┌──
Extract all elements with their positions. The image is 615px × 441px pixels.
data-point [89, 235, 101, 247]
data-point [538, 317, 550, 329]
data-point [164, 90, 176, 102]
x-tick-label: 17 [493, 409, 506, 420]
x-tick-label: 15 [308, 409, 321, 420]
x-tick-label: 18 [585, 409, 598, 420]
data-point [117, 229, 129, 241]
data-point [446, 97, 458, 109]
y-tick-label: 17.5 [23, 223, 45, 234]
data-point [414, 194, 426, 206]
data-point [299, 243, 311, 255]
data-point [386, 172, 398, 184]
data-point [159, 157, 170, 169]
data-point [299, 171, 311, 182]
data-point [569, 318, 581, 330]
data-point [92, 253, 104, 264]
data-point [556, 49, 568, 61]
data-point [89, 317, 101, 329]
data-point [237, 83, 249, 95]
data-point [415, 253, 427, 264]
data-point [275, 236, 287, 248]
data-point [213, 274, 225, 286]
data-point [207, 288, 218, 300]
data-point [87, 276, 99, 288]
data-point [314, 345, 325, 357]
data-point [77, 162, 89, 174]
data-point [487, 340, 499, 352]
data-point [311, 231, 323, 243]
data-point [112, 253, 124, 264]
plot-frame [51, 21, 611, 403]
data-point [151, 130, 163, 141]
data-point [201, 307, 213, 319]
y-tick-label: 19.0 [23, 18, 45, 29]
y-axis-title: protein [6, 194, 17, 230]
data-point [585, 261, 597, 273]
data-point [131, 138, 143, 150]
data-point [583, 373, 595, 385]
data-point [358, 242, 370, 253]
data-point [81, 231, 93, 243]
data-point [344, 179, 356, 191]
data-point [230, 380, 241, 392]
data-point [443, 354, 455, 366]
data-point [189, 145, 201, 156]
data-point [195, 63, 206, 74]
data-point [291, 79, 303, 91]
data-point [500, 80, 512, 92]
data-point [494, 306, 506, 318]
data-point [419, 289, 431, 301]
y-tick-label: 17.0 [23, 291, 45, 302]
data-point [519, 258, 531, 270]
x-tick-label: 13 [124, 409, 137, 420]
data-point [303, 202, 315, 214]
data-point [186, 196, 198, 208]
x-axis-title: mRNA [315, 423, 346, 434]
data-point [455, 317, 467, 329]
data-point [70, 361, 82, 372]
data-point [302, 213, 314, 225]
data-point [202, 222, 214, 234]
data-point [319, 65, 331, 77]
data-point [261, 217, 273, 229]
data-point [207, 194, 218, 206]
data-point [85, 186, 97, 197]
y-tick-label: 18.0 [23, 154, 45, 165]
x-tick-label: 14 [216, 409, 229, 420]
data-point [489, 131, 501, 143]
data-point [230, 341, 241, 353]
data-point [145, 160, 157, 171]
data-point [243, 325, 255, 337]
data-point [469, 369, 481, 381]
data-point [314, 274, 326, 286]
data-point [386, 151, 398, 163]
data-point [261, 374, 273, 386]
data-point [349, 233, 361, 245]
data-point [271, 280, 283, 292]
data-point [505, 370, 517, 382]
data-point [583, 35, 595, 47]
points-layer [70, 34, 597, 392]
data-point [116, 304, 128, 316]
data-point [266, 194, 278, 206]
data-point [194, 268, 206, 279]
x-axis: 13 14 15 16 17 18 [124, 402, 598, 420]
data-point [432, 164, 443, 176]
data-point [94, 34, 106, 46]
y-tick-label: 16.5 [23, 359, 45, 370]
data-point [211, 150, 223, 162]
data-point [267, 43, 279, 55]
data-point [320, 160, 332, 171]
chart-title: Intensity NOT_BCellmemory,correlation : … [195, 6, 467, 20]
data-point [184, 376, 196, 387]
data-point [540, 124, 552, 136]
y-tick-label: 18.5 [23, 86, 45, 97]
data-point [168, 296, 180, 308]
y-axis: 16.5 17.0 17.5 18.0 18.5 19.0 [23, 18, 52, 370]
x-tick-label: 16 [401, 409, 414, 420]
└──
EXERCISE BRIEF
Take every line from the data above that holds "axis" and copy it out.

ANSWER TO THIS TASK
y-axis-title: protein [6, 194, 17, 230]
x-axis-title: mRNA [315, 423, 346, 434]
x-axis: 13 14 15 16 17 18 [124, 402, 598, 420]
y-axis: 16.5 17.0 17.5 18.0 18.5 19.0 [23, 18, 52, 370]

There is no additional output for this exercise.